--- BEGIN RECORDS TO PROCESS ---
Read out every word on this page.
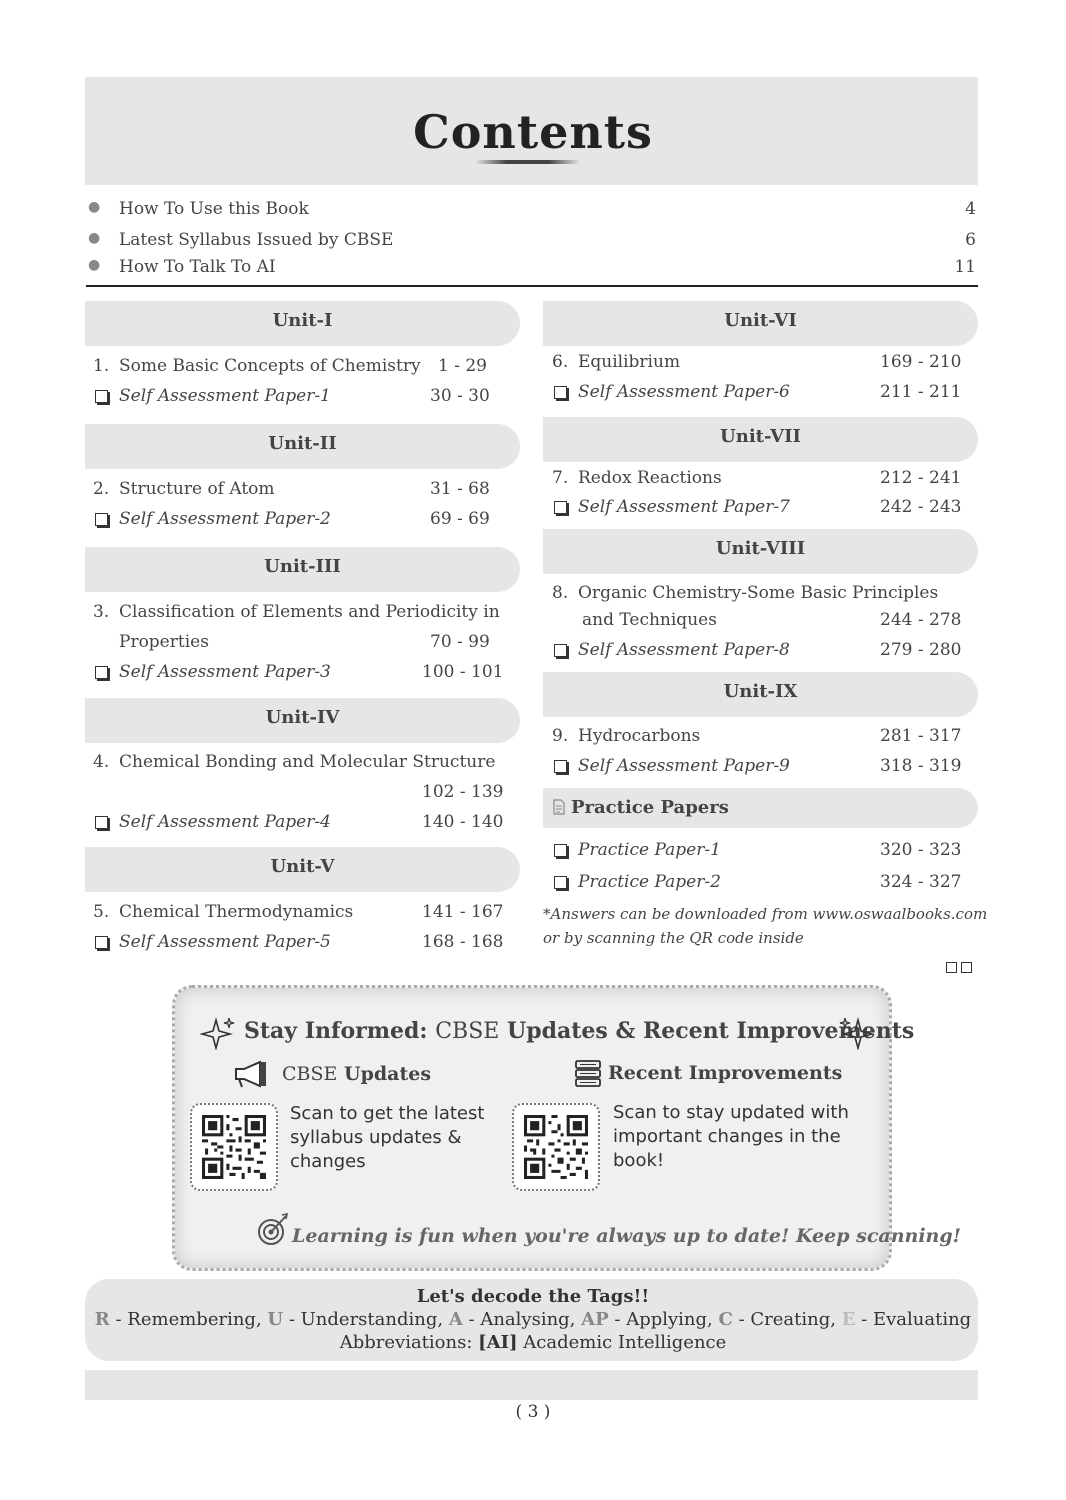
Contents
● How To Use this Book	4
● Latest Syllabus Issued by CBSE	6
● How To Talk To AI	11
Unit-I
1. Some Basic Concepts of Chemistry 1 - 29
Self Assessment Paper-1	30 - 30
Unit-II
2. Structure of Atom	31 - 68
Self Assessment Paper-2	69 - 69
Unit-III
3. Classification of Elements and Periodicity in
Properties	70 - 99
Self Assessment Paper-3	100 - 101
Unit-IV
4. Chemical Bonding and Molecular Structure
102 - 139
Self Assessment Paper-4	140 - 140
Unit-V
5. Chemical Thermodynamics	141 - 167
Self Assessment Paper-5	168 - 168
Unit-VI
6. Equilibrium	169 - 210
Self Assessment Paper-6	211 - 211
Unit-VII
7. Redox Reactions	212 - 241
Self Assessment Paper-7	242 - 243
Unit-VIII
8. Organic Chemistry-Some Basic Principles
and Techniques	244 - 278
Self Assessment Paper-8	279 - 280
Unit-IX
9. Hydrocarbons	281 - 317
Self Assessment Paper-9	318 - 319
Practice Papers
Practice Paper-1	320 - 323
Practice Paper-2	324 - 327
*Answers can be downloaded from www.oswaalbooks.com
or by scanning the QR code inside
Stay Informed: CBSE Updates & Recent Improvements
CBSE Updates	Recent Improvements
Scan to get the latest
syllabus updates &
changes
Scan to stay updated with
important changes in the
book!
Learning is fun when you're always up to date! Keep scanning!
Let's decode the Tags!!
R - Remembering, U - Understanding, A - Analysing, AP - Applying, C - Creating, E - Evaluating
Abbreviations: [AI] Academic Intelligence
( 3 )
--- END RECORDS TO PROCESS ---
Answer with a single number: the count of lines holding the word "Structure".

2